PROBLEM DETAILS
Copy every line of the entries below, without changing a single character.

DATASET RECORDS
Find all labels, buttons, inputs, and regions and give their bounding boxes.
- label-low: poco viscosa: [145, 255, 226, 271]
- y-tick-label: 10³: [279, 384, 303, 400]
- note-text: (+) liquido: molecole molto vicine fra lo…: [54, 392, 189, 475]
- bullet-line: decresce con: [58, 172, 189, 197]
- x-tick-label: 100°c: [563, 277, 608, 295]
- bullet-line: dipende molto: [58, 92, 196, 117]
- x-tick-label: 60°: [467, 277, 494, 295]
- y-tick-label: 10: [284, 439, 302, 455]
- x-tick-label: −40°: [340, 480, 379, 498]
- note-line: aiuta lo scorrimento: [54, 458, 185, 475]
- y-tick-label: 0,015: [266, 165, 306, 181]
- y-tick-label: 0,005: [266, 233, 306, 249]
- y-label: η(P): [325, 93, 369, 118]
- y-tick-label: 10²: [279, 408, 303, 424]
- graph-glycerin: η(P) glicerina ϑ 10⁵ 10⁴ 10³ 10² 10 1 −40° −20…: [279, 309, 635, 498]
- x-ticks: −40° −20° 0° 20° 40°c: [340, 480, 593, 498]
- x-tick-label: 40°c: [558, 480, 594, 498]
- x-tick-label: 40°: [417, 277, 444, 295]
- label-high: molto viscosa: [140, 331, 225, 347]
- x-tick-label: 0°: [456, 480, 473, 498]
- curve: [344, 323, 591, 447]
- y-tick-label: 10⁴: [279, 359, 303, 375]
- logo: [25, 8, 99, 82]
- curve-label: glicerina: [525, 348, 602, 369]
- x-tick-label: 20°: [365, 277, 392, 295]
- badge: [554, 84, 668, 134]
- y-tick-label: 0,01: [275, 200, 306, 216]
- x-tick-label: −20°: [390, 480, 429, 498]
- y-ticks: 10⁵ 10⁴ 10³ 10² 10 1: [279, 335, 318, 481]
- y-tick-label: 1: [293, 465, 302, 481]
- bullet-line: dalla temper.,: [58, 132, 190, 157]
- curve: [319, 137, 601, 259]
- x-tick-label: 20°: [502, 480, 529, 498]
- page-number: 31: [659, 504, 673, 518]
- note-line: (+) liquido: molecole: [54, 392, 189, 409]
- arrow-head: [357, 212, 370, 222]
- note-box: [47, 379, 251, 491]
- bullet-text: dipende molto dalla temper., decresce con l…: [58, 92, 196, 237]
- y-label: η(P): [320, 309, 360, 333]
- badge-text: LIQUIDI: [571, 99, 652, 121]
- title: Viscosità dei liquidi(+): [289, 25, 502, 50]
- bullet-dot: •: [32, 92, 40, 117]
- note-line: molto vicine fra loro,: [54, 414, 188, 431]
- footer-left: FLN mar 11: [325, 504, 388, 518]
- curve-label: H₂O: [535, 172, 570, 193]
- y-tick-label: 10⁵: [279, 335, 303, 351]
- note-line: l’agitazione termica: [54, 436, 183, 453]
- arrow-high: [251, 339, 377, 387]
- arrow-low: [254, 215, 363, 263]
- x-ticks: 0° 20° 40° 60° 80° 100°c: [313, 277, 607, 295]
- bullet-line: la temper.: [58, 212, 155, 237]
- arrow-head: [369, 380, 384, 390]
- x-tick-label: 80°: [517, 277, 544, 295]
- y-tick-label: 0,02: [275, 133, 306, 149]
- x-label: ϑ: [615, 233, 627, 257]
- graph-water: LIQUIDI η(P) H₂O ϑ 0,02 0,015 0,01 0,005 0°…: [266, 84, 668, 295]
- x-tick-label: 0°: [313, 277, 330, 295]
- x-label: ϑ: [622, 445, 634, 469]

CORRECT RESPONSE
Find all labels, buttons, inputs, and regions and give their bounding boxes.
- label-low: poco viscosa: [145, 255, 226, 271]
- y-tick-label: 10³: [279, 384, 303, 400]
- note-text: (+) liquido: molecole molto vicine fra lo…: [54, 392, 189, 475]
- bullet-line: decresce con: [58, 172, 189, 197]
- x-tick-label: 100°c: [563, 277, 608, 295]
- bullet-line: dipende molto: [58, 92, 196, 117]
- x-tick-label: 60°: [467, 277, 494, 295]
- y-tick-label: 10: [284, 439, 302, 455]
- x-tick-label: −40°: [340, 480, 379, 498]
- note-line: aiuta lo scorrimento: [54, 458, 185, 475]
- y-tick-label: 0,015: [266, 165, 306, 181]
- y-tick-label: 0,005: [266, 233, 306, 249]
- y-label: η(P): [325, 93, 369, 118]
- y-tick-label: 10²: [279, 408, 303, 424]
- graph-glycerin: η(P) glicerina ϑ 10⁵ 10⁴ 10³ 10² 10 1 −40° −20…: [279, 309, 635, 498]
- x-ticks: −40° −20° 0° 20° 40°c: [340, 480, 593, 498]
- x-tick-label: 40°c: [558, 480, 594, 498]
- x-tick-label: 40°: [417, 277, 444, 295]
- label-high: molto viscosa: [140, 331, 225, 347]
- x-tick-label: 0°: [456, 480, 473, 498]
- curve: [344, 323, 591, 447]
- y-tick-label: 10⁴: [279, 359, 303, 375]
- logo: [25, 8, 99, 82]
- curve-label: glicerina: [525, 348, 602, 369]
- x-tick-label: 20°: [365, 277, 392, 295]
- badge: [554, 84, 668, 134]
- y-tick-label: 0,01: [275, 200, 306, 216]
- x-tick-label: −20°: [390, 480, 429, 498]
- y-ticks: 10⁵ 10⁴ 10³ 10² 10 1: [279, 335, 318, 481]
- y-tick-label: 1: [293, 465, 302, 481]
- bullet-line: dalla temper.,: [58, 132, 190, 157]
- curve: [319, 137, 601, 259]
- x-tick-label: 20°: [502, 480, 529, 498]
- page-number: 31: [659, 504, 673, 518]
- note-line: (+) liquido: molecole: [54, 392, 189, 409]
- arrow-head: [357, 212, 370, 222]
- note-box: [47, 379, 251, 491]
- bullet-text: dipende molto dalla temper., decresce con l…: [58, 92, 196, 237]
- y-label: η(P): [320, 309, 360, 333]
- badge-text: LIQUIDI: [571, 99, 652, 121]
- title: Viscosità dei liquidi(+): [289, 25, 502, 50]
- bullet-dot: •: [32, 92, 40, 117]
- note-line: molto vicine fra loro,: [54, 414, 188, 431]
- footer-left: FLN mar 11: [325, 504, 388, 518]
- curve-label: H₂O: [535, 172, 570, 193]
- y-tick-label: 10⁵: [279, 335, 303, 351]
- note-line: l’agitazione termica: [54, 436, 183, 453]
- arrow-high: [251, 339, 377, 387]
- arrow-low: [254, 215, 363, 263]
- x-ticks: 0° 20° 40° 60° 80° 100°c: [313, 277, 607, 295]
- bullet-line: la temper.: [58, 212, 155, 237]
- arrow-head: [369, 380, 384, 390]
- x-tick-label: 80°: [517, 277, 544, 295]
- y-tick-label: 0,02: [275, 133, 306, 149]
- x-label: ϑ: [615, 233, 627, 257]
- graph-water: LIQUIDI η(P) H₂O ϑ 0,02 0,015 0,01 0,005 0°…: [266, 84, 668, 295]
- x-tick-label: 0°: [313, 277, 330, 295]
- x-label: ϑ: [622, 445, 634, 469]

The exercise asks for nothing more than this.